▸ EXTRACTED MATERIAL
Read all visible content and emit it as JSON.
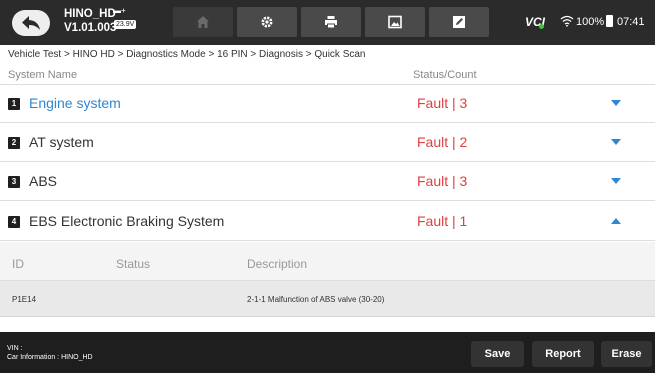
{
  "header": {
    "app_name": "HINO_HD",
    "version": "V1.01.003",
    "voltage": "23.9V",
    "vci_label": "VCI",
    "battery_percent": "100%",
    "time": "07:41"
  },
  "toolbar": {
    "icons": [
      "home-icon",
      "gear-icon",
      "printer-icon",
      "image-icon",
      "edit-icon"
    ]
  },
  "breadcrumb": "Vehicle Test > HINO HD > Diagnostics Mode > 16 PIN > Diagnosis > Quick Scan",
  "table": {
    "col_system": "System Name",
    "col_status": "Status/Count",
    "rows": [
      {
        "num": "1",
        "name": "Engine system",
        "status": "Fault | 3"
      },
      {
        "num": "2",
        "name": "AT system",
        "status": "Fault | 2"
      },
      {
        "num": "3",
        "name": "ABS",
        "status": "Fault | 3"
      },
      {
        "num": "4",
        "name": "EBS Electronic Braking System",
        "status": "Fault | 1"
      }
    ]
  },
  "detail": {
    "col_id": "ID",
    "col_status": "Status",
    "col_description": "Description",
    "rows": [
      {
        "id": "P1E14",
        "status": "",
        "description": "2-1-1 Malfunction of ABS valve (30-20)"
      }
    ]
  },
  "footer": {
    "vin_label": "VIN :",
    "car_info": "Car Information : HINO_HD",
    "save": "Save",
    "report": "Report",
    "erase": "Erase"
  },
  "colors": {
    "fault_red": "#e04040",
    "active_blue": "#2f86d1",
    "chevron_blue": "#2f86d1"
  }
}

---

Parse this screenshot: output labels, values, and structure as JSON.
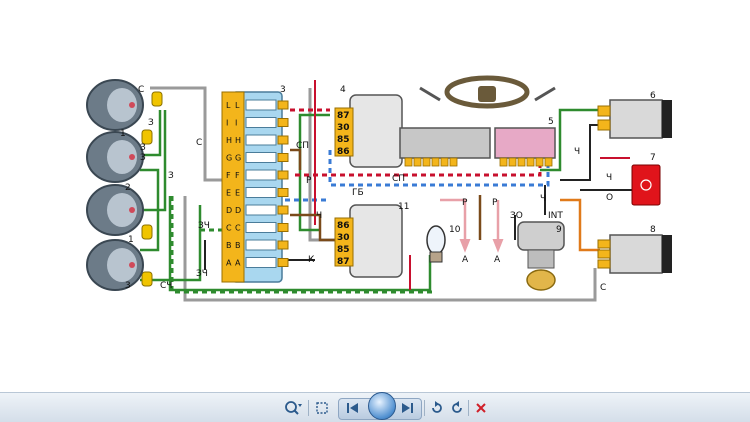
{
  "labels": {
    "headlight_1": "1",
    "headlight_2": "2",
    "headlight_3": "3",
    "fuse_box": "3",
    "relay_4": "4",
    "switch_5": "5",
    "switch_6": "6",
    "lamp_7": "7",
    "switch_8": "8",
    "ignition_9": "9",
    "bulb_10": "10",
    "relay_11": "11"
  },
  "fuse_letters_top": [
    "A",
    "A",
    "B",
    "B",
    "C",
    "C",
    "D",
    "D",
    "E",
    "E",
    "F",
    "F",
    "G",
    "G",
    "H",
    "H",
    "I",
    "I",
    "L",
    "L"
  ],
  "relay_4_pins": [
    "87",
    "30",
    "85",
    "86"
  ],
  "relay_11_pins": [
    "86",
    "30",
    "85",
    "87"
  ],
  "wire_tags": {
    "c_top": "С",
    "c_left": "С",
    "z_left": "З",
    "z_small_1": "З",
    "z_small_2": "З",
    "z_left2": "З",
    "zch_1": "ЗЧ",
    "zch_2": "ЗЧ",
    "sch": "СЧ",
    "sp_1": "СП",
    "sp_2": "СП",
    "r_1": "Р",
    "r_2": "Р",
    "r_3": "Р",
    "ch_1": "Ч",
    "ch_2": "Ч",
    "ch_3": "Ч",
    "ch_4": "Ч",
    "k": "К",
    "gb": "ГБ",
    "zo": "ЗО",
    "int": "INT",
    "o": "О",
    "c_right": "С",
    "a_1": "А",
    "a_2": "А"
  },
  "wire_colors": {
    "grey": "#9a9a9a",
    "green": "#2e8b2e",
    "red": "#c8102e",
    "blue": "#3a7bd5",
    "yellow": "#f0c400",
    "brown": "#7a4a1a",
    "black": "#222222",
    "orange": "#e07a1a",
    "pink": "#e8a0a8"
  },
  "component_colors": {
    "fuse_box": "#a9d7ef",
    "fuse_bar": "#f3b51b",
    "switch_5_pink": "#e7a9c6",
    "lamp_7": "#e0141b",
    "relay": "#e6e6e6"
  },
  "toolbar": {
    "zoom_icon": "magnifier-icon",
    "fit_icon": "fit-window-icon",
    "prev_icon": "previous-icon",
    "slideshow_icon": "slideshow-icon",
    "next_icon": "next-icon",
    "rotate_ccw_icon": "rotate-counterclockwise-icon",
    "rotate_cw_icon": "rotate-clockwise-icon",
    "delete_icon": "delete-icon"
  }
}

▸ TO DO
From the listing above, copy every line that holds the string "JSON".

▸ TASK ANSWER
Read all visible content and emit it as JSON.
Parse this screenshot: output labels, values, and structure as JSON.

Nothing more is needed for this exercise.